* [STATED GOAL]: Copy the records below exactly, leaving out every picture.
--- START MATERIAL PROVIDED ---
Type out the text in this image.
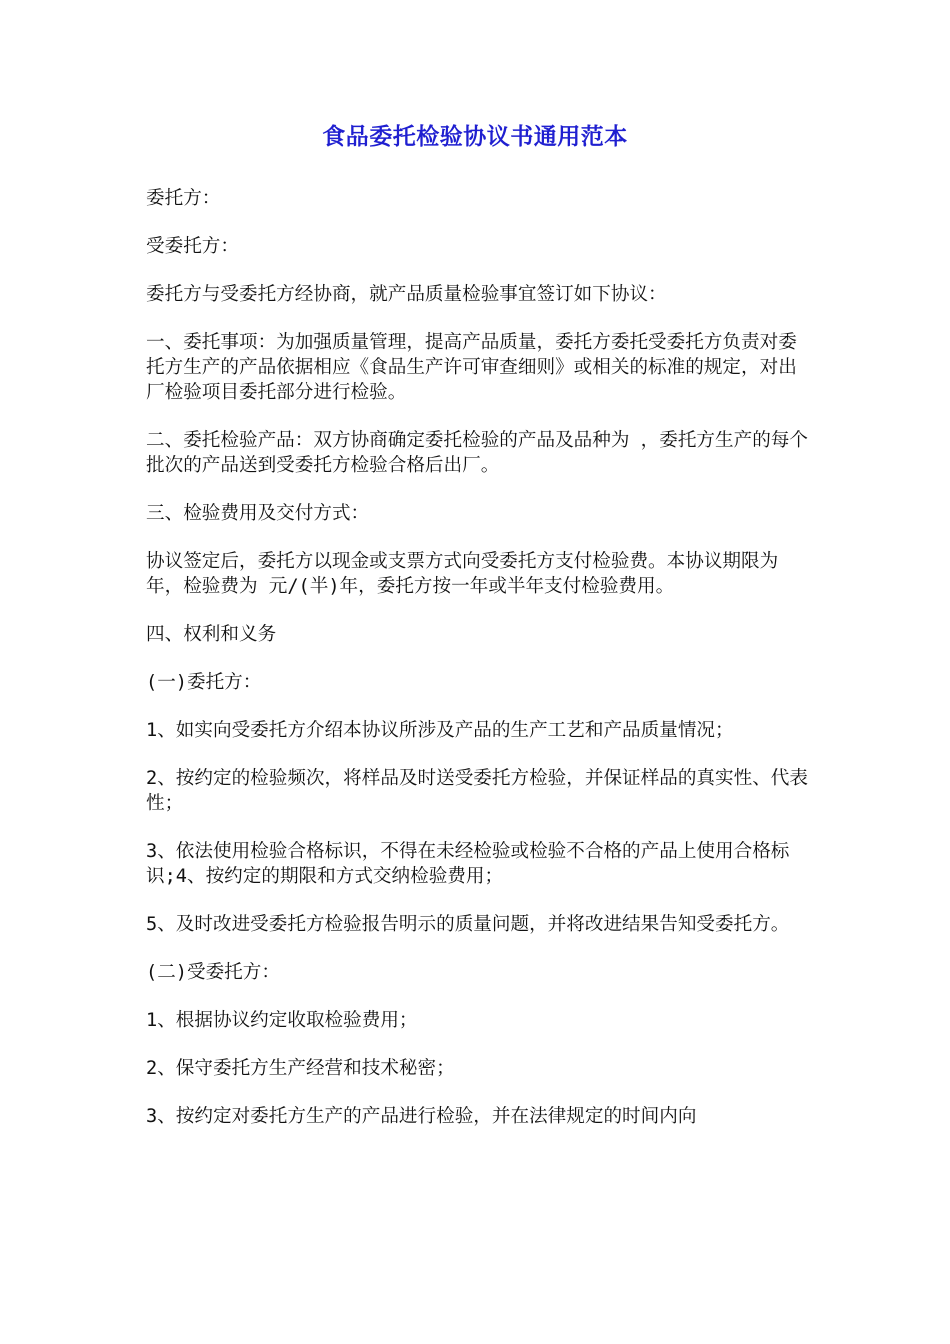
食品委托检验协议书通用范本

委托方：

受委托方：

委托方与受委托方经协商，就产品质量检验事宜签订如下协议：

一、委托事项：为加强质量管理，提高产品质量，委托方委托受委托方负责对委托方生产的产品依据相应《食品生产许可审查细则》或相关的标准的规定，对出厂检验项目委托部分进行检验。

二、委托检验产品：双方协商确定委托检验的产品及品种为 ，委托方生产的每个批次的产品送到受委托方检验合格后出厂。

三、检验费用及交付方式：

协议签定后，委托方以现金或支票方式向受委托方支付检验费。本协议期限为 年，检验费为 元/(半)年，委托方按一年或半年支付检验费用。

四、权利和义务

(一)委托方：

1、如实向受委托方介绍本协议所涉及产品的生产工艺和产品质量情况；

2、按约定的检验频次，将样品及时送受委托方检验，并保证样品的真实性、代表性；

3、依法使用检验合格标识，不得在未经检验或检验不合格的产品上使用合格标识;4、按约定的期限和方式交纳检验费用；

5、及时改进受委托方检验报告明示的质量问题，并将改进结果告知受委托方。

(二)受委托方：

1、根据协议约定收取检验费用；

2、保守委托方生产经营和技术秘密；

3、按约定对委托方生产的产品进行检验，并在法律规定的时间内向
--- END MATERIAL PROVIDED ---
* [SOLUTION]:
Type out the text in this image.
食品委托检验协议书通用范本

委托方：

受委托方：

委托方与受委托方经协商，就产品质量检验事宜签订如下协议：

一、委托事项：为加强质量管理，提高产品质量，委托方委托受委托方负责对委托方生产的产品依据相应《食品生产许可审查细则》或相关的标准的规定，对出厂检验项目委托部分进行检验。

二、委托检验产品：双方协商确定委托检验的产品及品种为 ，委托方生产的每个批次的产品送到受委托方检验合格后出厂。

三、检验费用及交付方式：

协议签定后，委托方以现金或支票方式向受委托方支付检验费。本协议期限为 年，检验费为 元/(半)年，委托方按一年或半年支付检验费用。

四、权利和义务

(一)委托方：

1、如实向受委托方介绍本协议所涉及产品的生产工艺和产品质量情况；

2、按约定的检验频次，将样品及时送受委托方检验，并保证样品的真实性、代表性；

3、依法使用检验合格标识，不得在未经检验或检验不合格的产品上使用合格标识;4、按约定的期限和方式交纳检验费用；

5、及时改进受委托方检验报告明示的质量问题，并将改进结果告知受委托方。

(二)受委托方：

1、根据协议约定收取检验费用；

2、保守委托方生产经营和技术秘密；

3、按约定对委托方生产的产品进行检验，并在法律规定的时间内向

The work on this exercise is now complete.